Check every line below for the word "point" and copy each one that has it.
## Start THE RECORDS
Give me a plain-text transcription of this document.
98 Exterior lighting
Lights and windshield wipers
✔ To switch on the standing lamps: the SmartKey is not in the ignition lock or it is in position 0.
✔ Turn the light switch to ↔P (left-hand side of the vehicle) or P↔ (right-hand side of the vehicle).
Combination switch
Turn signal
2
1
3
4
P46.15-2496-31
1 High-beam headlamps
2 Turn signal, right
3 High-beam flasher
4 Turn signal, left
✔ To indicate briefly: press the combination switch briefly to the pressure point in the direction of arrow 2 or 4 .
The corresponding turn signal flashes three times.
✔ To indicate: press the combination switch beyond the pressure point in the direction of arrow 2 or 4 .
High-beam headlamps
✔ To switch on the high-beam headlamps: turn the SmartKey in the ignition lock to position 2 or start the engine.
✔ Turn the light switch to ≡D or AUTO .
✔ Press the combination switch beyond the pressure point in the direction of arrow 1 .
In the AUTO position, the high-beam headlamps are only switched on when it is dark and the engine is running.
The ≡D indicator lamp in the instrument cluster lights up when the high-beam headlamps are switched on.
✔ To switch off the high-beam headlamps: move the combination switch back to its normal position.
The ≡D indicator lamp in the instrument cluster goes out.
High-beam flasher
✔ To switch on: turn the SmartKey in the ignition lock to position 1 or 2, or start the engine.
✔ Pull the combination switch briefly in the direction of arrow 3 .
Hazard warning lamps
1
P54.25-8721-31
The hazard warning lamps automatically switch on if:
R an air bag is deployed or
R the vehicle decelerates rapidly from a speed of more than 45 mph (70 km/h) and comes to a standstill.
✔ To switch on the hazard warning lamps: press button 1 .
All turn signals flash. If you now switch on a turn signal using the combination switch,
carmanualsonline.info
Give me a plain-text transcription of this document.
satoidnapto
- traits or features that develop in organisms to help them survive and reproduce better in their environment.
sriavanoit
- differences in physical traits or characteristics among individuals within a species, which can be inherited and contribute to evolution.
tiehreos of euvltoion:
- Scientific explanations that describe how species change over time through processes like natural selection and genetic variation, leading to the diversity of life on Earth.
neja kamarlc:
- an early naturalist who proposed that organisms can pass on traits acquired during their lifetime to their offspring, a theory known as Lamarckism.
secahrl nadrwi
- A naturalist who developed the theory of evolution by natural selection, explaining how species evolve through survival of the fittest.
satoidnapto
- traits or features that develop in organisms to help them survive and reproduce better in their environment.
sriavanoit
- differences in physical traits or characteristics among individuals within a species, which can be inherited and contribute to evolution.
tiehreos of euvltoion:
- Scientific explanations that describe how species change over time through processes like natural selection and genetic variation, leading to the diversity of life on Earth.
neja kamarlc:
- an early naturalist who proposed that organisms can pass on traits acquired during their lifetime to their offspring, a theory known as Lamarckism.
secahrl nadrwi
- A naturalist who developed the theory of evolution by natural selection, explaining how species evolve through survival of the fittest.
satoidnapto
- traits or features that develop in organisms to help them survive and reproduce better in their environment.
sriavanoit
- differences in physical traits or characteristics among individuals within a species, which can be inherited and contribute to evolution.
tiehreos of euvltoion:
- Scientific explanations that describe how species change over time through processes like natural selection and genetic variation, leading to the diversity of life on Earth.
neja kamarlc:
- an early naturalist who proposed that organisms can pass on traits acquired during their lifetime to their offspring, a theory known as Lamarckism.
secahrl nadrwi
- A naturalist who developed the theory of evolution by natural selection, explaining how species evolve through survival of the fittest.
## End THE RECORDS
> _TASK ANSWER_
✔ To indicate briefly: press the combination switch briefly to the pressure point in the direction of arrow 2 or 4 .
✔ To indicate: press the combination switch beyond the pressure point in the direction of arrow 2 or 4 .
✔ Press the combination switch beyond the pressure point in the direction of arrow 1 .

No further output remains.